Within the listing below, locate all lines containing the word "在多位数". Copy each one.

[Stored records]
········

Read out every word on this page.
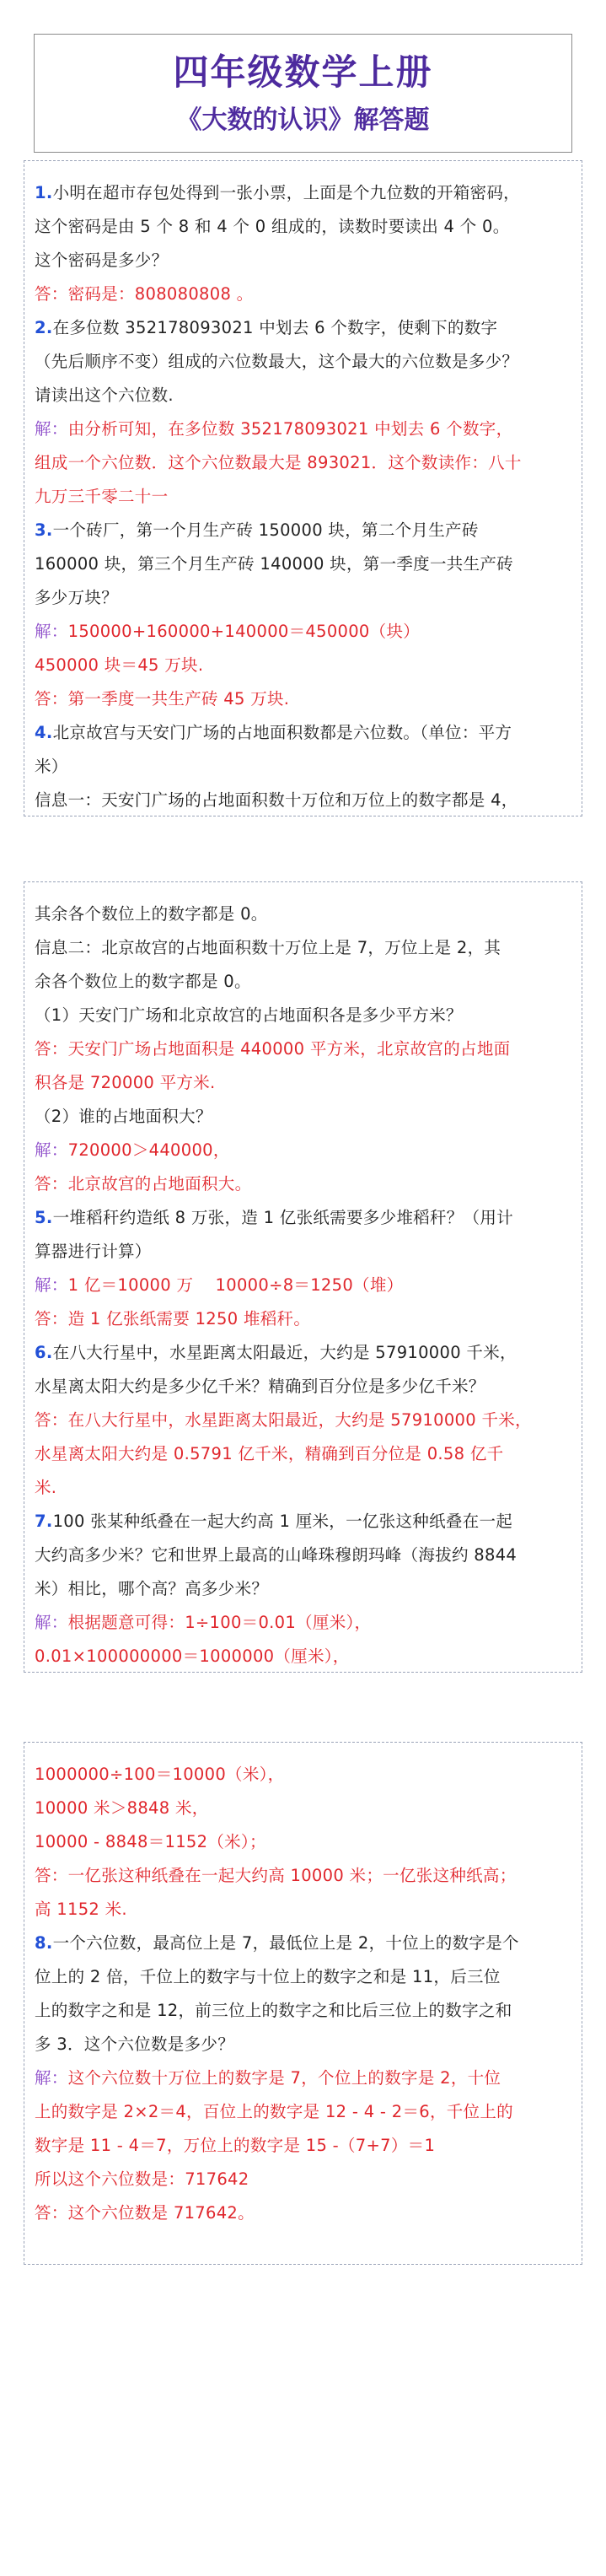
四年级数学上册
《大数的认识》解答题
1.小明在超市存包处得到一张小票，上面是个九位数的开箱密码，
这个密码是由 5 个 8 和 4 个 0 组成的，读数时要读出 4 个 0。
这个密码是多少？
答：密码是：808080808 。
2.在多位数 352178093021 中划去 6 个数字，使剩下的数字
（先后顺序不变）组成的六位数最大，这个最大的六位数是多少？
请读出这个六位数.
解：由分析可知，在多位数 352178093021 中划去 6 个数字，
组成一个六位数．这个六位数最大是 893021．这个数读作：八十
九万三千零二十一
3.一个砖厂，第一个月生产砖 150000 块，第二个月生产砖
160000 块，第三个月生产砖 140000 块，第一季度一共生产砖
多少万块？
解：150000+160000+140000＝450000（块）
450000 块＝45 万块.
答：第一季度一共生产砖 45 万块.
4.北京故宫与天安门广场的占地面积数都是六位数。（单位：平方
米）
信息一：天安门广场的占地面积数十万位和万位上的数字都是 4，
其余各个数位上的数字都是 0。
信息二：北京故宫的占地面积数十万位上是 7，万位上是 2，其
余各个数位上的数字都是 0。
（1）天安门广场和北京故宫的占地面积各是多少平方米？
答：天安门广场占地面积是 440000 平方米，北京故宫的占地面
积各是 720000 平方米.
（2）谁的占地面积大？
解：720000＞440000，
答：北京故宫的占地面积大。
5.一堆稻秆约造纸 8 万张，造 1 亿张纸需要多少堆稻秆？（用计
算器进行计算）
解：1 亿＝10000 万　 10000÷8＝1250（堆）
答：造 1 亿张纸需要 1250 堆稻秆。
6.在八大行星中，水星距离太阳最近，大约是 57910000 千米，
水星离太阳大约是多少亿千米？精确到百分位是多少亿千米？
答：在八大行星中，水星距离太阳最近，大约是 57910000 千米，
水星离太阳大约是 0.5791 亿千米，精确到百分位是 0.58 亿千
米.
7.100 张某种纸叠在一起大约高 1 厘米，一亿张这种纸叠在一起
大约高多少米？它和世界上最高的山峰珠穆朗玛峰（海拔约 8844
米）相比，哪个高？高多少米？
解：根据题意可得：1÷100＝0.01（厘米），
0.01×100000000＝1000000（厘米），
1000000÷100＝10000（米），
10000 米＞8848 米，
10000 - 8848＝1152（米）；
答：一亿张这种纸叠在一起大约高 10000 米；一亿张这种纸高；
高 1152 米.
8.一个六位数，最高位上是 7，最低位上是 2，十位上的数字是个
位上的 2 倍，千位上的数字与十位上的数字之和是 11，后三位
上的数字之和是 12，前三位上的数字之和比后三位上的数字之和
多 3．这个六位数是多少？
解：这个六位数十万位上的数字是 7，个位上的数字是 2，十位
上的数字是 2×2＝4，百位上的数字是 12 - 4 - 2＝6，千位上的
数字是 11 - 4＝7，万位上的数字是 15 -（7+7）＝1
所以这个六位数是：717642
答：这个六位数是 717642。
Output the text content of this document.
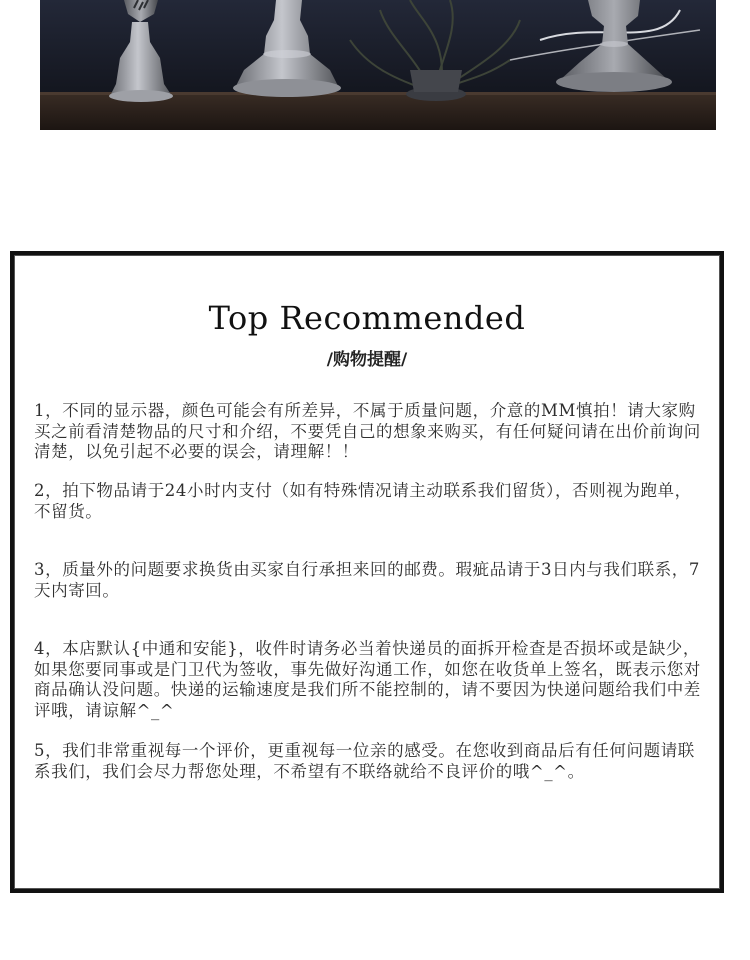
Top Recommended

/购物提醒/

1，不同的显示器，颜色可能会有所差异，不属于质量问题，介意的MM慎拍！请大家购买之前看清楚物品的尺寸和介绍，不要凭自己的想象来购买，有任何疑问请在出价前询问清楚，以免引起不必要的误会，请理解！！

2，拍下物品请于24小时内支付（如有特殊情况请主动联系我们留货），否则视为跑单，不留货。

3，质量外的问题要求换货由买家自行承担来回的邮费。瑕疵品请于3日内与我们联系，7天内寄回。

4，本店默认{中通和安能}，收件时请务必当着快递员的面拆开检查是否损坏或是缺少，如果您要同事或是门卫代为签收，事先做好沟通工作，如您在收货单上签名，既表示您对商品确认没问题。快递的运输速度是我们所不能控制的，请不要因为快递问题给我们中差评哦，请谅解^_^

5，我们非常重视每一个评价，更重视每一位亲的感受。在您收到商品后有任何问题请联系我们，我们会尽力帮您处理，不希望有不联络就给不良评价的哦^_^。
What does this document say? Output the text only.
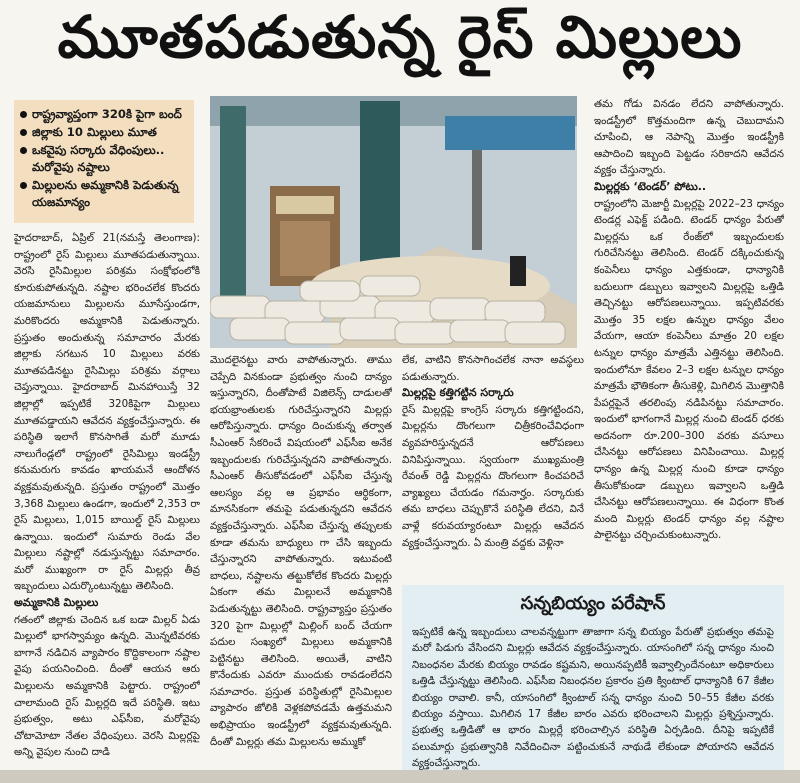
మూతపడుతున్న రైస్ మిల్లులు
రాష్ట్రవ్యాప్తంగా 320కి పైగా బంద్
జిల్లాకు 10 మిల్లులు మూత
ఒకవైపు సర్కారు వేధింపులు.. మరోవైపు నష్టాలు
మిల్లులను అమ్మకానికి పెడుతున్న యజమాన్యం

హైదరాబాద్, ఏప్రిల్ 21(నమస్తే తెలంగాణ): రాష్ట్రంలో రైస్ మిల్లులు మూతపడుతున్నాయి. వెరసి రైసిమిల్లుల పరిశ్రమ సంక్షోభంలోకి కూరుకుపోతున్నది. నష్టాల భరించలేక కొందరు యజమానులు మిల్లులను మూసేస్తుండగా, మరికొందరు అమ్మకానికి పెడుతున్నారు. ప్రస్తుతం అందుతున్న సమాచారం మేరకు జిల్లాకు సగటున 10 మిల్లులు వరకు మూతపడినట్టు రైసిమిల్లు పరిశ్రమ వర్గాలు చెప్తున్నాయి. హైదరాబాద్ మినహాయిస్తే 32 జిల్లాల్లో ఇప్పటికే 320కిపైగా మిల్లులు మూతపడ్డాయని ఆవేదన వ్యక్తంచేస్తున్నారు. ఈ పరిస్థితి ఇలాగే కొనసాగితే మరో మూడు నాలుగేండ్లలో రాష్ట్రంలో రైసిమిల్లు ఇండస్ట్రీ కనుమరుగు కావడం ఖాయమనే ఆందోళన వ్యక్తమవుతున్నది. ప్రస్తుతం రాష్ట్రంలో మొత్తం 3,368 మిల్లులు ఉండగా, ఇందులో 2,353 రా రైస్ మిల్లులు, 1,015 బాయిల్డ్ రైస్ మిల్లులు ఉన్నాయి. ఇందులో సుమారు రెండు వేల మిల్లులు నష్టాల్లో నడుస్తున్నట్టు సమాచారం. మరో ముఖ్యంగా రా రైస్ మిల్లర్లు తీవ్ర ఇబ్బందులు ఎదుర్కొంటున్నట్టు తెలిసింది.

అమ్మకానికి మిల్లులు

గతంలో జిల్లాకు చెందిన ఒక బడా మిల్లర్ ఏడు మిల్లులో భాగస్వామ్యం ఉన్నది. మొన్నటివరకు బాగానే నడిచిన వ్యాపారం కొద్దికాలంగా నష్టాల వైపు పయనించింది. దీంతో ఆయన ఆరు మిల్లులను అమ్మకానికి పెట్టారు. రాష్ట్రంలో చాలామంది రైస్ మిల్లర్లది ఇదే పరిస్థితి. ఇటు ప్రభుత్వం, అటు ఎఫ్‌సీఐ, మరోవైపు చోటామోటా నేతల వేధింపులు. వెరసి మిల్లర్లపై అన్ని వైపుల నుంచి దాడి

మొదలైనట్టు వారు వాపోతున్నారు. తాము చెప్పేది వినకుండా ప్రభుత్వం నుంచి దాన్యం ఇస్తున్నారని, దీంతోపాటే విజిలెన్స్ దాడులతో భయభ్రాంతులకు గురిచేస్తున్నారని మిల్లర్లు ఆరోపిస్తున్నారు. ధాన్యం దించుకున్న తర్వాత సీఎంఆర్ సేకరించే విషయంలో ఎఫ్‌సీఐ అనేక ఇబ్బందులకు గురిచేస్తున్నదని వాపోతున్నారు. సీఎంఆర్ తీసుకోవడంలో ఎఫ్‌సీఐ చేస్తున్న ఆలస్యం వల్ల ఆ ప్రభావం ఆర్థికంగా, మానసికంగా తమపై పడుతున్నదని ఆవేదన వ్యక్తంచేస్తున్నారు. ఎఫ్‌సీఐ చేస్తున్న తప్పులకు కూడా తమను బాధ్యులు గా చేసి ఇబ్బందు చేస్తున్నారని వాపోతున్నారు. ఇటువంటి బాధలు, నష్టాలను తట్టుకోలేక కొందరు మిల్లర్లు ఏకంగా తమ మిల్లులనే అమ్మకానికి పెడుతున్నట్టు తెలిసింది. రాష్ట్రవ్యాప్తం ప్రస్తుతం 320 పైగా మిల్లుల్లో మిల్లింగ్ బంద్ చేయగా పదుల సంఖ్యలో మిల్లులు అమ్మకానికి పెట్టినట్టు తెలిసింది. అయితే, వాటిని కొనేందుకు ఎవరూ ముందుకు రావడంలేదని సమాచారం. ప్రస్తుత పరిస్థితుల్లో రైసిమిల్లుల వ్యాపారం జోలికి వెళ్లకపోవడమే ఉత్తమమని అభిప్రాయం ఇండస్ట్రీలో వ్యక్తమవుతున్నది. దీంతో మిల్లర్లు తమ మిల్లులను అమ్ముకో

లేక, వాటిని కొనసాగించలేక నానా అవస్థలు పడుతున్నారు.

మిల్లర్లపై కత్తిగట్టిన సర్కారు

రైస్ మిల్లర్లపై కాంగ్రెస్ సర్కారు కత్తిగట్టిందని, మిల్లర్లను దొంగలుగా చిత్రీకరించేవిధంగా వ్యవహరిస్తున్నదనే ఆరోపణలు వినిపిస్తున్నాయి. స్వయంగా ముఖ్యమంత్రి రేవంత్ రెడ్డి మిల్లర్లను దొంగలుగా కించపరిచే వ్యాఖ్యలు చేయడం గమనార్హం. సర్కారుకు తమ బాధలు చెప్పుకొనే పరిస్థితి లేదని, వినే వాళ్లే కరువయ్యారంటూ మిల్లర్లు ఆవేదన వ్యక్తంచేస్తున్నారు. ఏ మంత్రి వద్దకు వెళ్లినా

తమ గోడు వినడం లేదని వాపోతున్నారు. ఇండస్ట్రీలో కొత్తమందిగా ఉన్న చెబుదామని చూపించి, ఆ నెపాన్ని మొత్తం ఇండస్ట్రీకి ఆపాదించి ఇబ్బంది పెట్టడం సరికాదని ఆవేదన వ్యక్తం చేస్తున్నారు.

మిల్లర్లకు ‘టెండర్’ పోటు..

రాష్ట్రంలోని మెజార్టీ మిల్లర్లపై 2022–23 ధాన్యం టెండర్ల ఎఫెక్ట్ పడింది. టెండర్ ధాన్యం పేరుతో మిల్లర్లను ఒక రేంజ్‌లో ఇబ్బందులకు గురిచేసినట్టు తెలిసింది. టెండర్ దక్కించుకున్న కంపెనీలు ధాన్యం ఎత్తకుండా, ధాన్యానికి బదులుగా డబ్బులు ఇవ్వాలని మిల్లర్లపై ఒత్తిడి తెచ్చినట్టు ఆరోపణలున్నాయి. ఇప్పటివరకు మొత్తం 35 లక్షల ఉన్నుల ధాన్యం వేలం వేయగా, ఆయా కంపెనీలు మాత్రం 20 లక్షల టన్నుల ధాన్యం మాత్రమే ఎత్తినట్టు తెలిసింది. ఇందులోనూ కేవలం 2–3 లక్షల టన్నుల ధాన్యం మాత్రమే భౌతికంగా తీసుకెళ్లి, మిగిలిన మొత్తానికి పేపర్లపైనే తరలింపు నడిపినట్టు సమాచారం. ఇందులో భాగంగానే మిల్లర్ల నుంచి టెండర్ ధరకు అదనంగా రూ.200–300 వరకు వసూలు చేసినట్టు ఆరోపణలు వినిపించాయి. మిల్లర్ల ధాన్యం ఉన్న మిల్లర్ల నుంచి కూడా ధాన్యం తీసుకోకుండా డబ్బులు ఇవ్వాలని ఒత్తిడి చేసినట్టు ఆరోపణలున్నాయి. ఈ విధంగా కొంత మంది మిల్లర్లు టెండర్ ధాన్యం వల్ల నష్టాల పాలైనట్టు చర్చించుకుంటున్నారు.

సన్నబియ్యం పరేషాన్

ఇప్పటికే ఉన్న ఇబ్బందులు చాలవన్నట్టుగా తాజాగా సన్న బియ్యం పేరుతో ప్రభుత్వం తమపై మరో పిడుగు వేసిందని మిల్లర్లు ఆవేదన వ్యక్తంచేస్తున్నారు. యాసంగిలో సన్న ధాన్యం నుంచి నిబంధనల మేరకు బియ్యం రావడం కష్టమని, అయినప్పటికీ ఇవ్వాల్సిందేనంటూ అధికారులు ఒత్తిడి చేస్తున్నట్టు తెలిసింది. ఎఫ్‌సీఐ నిబంధనల ప్రకారం ప్రతి క్వింటాల్ ధాన్యానికి 67 కేజీల బియ్యం రావాలి. కానీ, యాసంగిలో క్వింటాల్ సన్న ధాన్యం నుంచి 50–55 కేజీల వరకు బియ్యం వస్తాయి. మిగిలిన 17 కేజీల బారం ఎవరు భరించాలని మిల్లర్లు ప్రశ్నిస్తున్నారు. ప్రభుత్వ ఒత్తిడితో ఆ భారం మిల్లర్లే భరించాల్సిన పరిస్థితి ఏర్పడింది. దీనిపై ఇప్పటికే పలుమార్లు ప్రభుత్వానికి నివేదించినా పట్టించుకునే నాథుడే లేకుండా పోయారని ఆవేదన వ్యక్తంచేస్తున్నారు.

········

Right answer:
2.在多位数 352178093021 中划去 6 个数字，使剩下的数字
解：由分析可知，在多位数 352178093021 中划去 6 个数字，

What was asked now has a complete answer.